*What the task requires*: Skip any picture you find and retype all the remaining lines exactly.

*Records*:
######

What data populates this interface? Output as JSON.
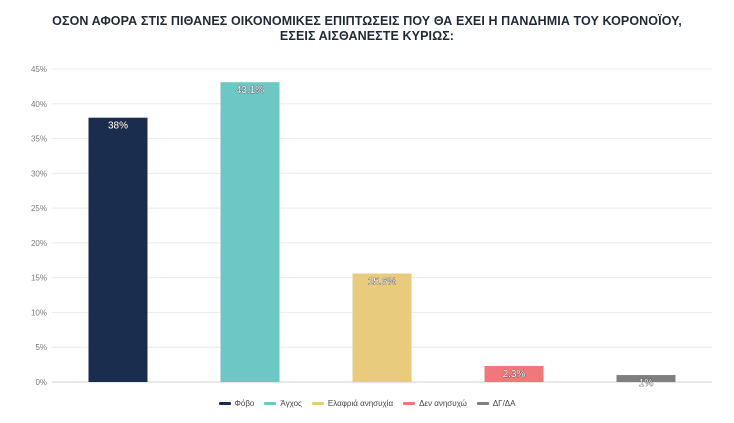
{
  "chart_data": {
    "type": "bar",
    "title_lines": [
      "ΟΣΟΝ ΑΦΟΡΑ ΣΤΙΣ ΠΙΘΑΝΕΣ ΟΙΚΟΝΟΜΙΚΕΣ ΕΠΙΠΤΩΣΕΙΣ ΠΟΥ ΘΑ ΕΧΕΙ Η ΠΑΝΔΗΜΙΑ ΤΟΥ ΚΟΡΟΝΟΪΟΥ,",
      "ΕΣΕΙΣ ΑΙΣΘΑΝΕΣΤΕ ΚΥΡΙΩΣ:"
    ],
    "categories": [
      "Φόβο",
      "Άγχος",
      "Ελαφριά ανησυχία",
      "Δεν ανησυχώ",
      "ΔΓ/ΔΑ"
    ],
    "values": [
      38,
      43.1,
      15.6,
      2.3,
      1
    ],
    "data_labels": [
      "38%",
      "43.1%",
      "15.6%",
      "2.3%",
      "1%"
    ],
    "colors": [
      "#1b2d4f",
      "#6dc7c4",
      "#e8cb7d",
      "#f2777a",
      "#7f7f7f"
    ],
    "ylim": [
      0,
      45
    ],
    "yticks": [
      0,
      5,
      10,
      15,
      20,
      25,
      30,
      35,
      40,
      45
    ],
    "ytick_labels": [
      "0%",
      "5%",
      "10%",
      "15%",
      "20%",
      "25%",
      "30%",
      "35%",
      "40%",
      "45%"
    ],
    "grid": true,
    "legend_position": "bottom",
    "xlabel": "",
    "ylabel": ""
  }
}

######

*Reply*:
What data populates this interface? Output as JSON.
{
  "chart_data": {
    "type": "bar",
    "title_lines": [
      "ΟΣΟΝ ΑΦΟΡΑ ΣΤΙΣ ΠΙΘΑΝΕΣ ΟΙΚΟΝΟΜΙΚΕΣ ΕΠΙΠΤΩΣΕΙΣ ΠΟΥ ΘΑ ΕΧΕΙ Η ΠΑΝΔΗΜΙΑ ΤΟΥ ΚΟΡΟΝΟΪΟΥ,",
      "ΕΣΕΙΣ ΑΙΣΘΑΝΕΣΤΕ ΚΥΡΙΩΣ:"
    ],
    "categories": [
      "Φόβο",
      "Άγχος",
      "Ελαφριά ανησυχία",
      "Δεν ανησυχώ",
      "ΔΓ/ΔΑ"
    ],
    "values": [
      38,
      43.1,
      15.6,
      2.3,
      1
    ],
    "data_labels": [
      "38%",
      "43.1%",
      "15.6%",
      "2.3%",
      "1%"
    ],
    "colors": [
      "#1b2d4f",
      "#6dc7c4",
      "#e8cb7d",
      "#f2777a",
      "#7f7f7f"
    ],
    "ylim": [
      0,
      45
    ],
    "yticks": [
      0,
      5,
      10,
      15,
      20,
      25,
      30,
      35,
      40,
      45
    ],
    "ytick_labels": [
      "0%",
      "5%",
      "10%",
      "15%",
      "20%",
      "25%",
      "30%",
      "35%",
      "40%",
      "45%"
    ],
    "grid": true,
    "legend_position": "bottom",
    "xlabel": "",
    "ylabel": ""
  }
}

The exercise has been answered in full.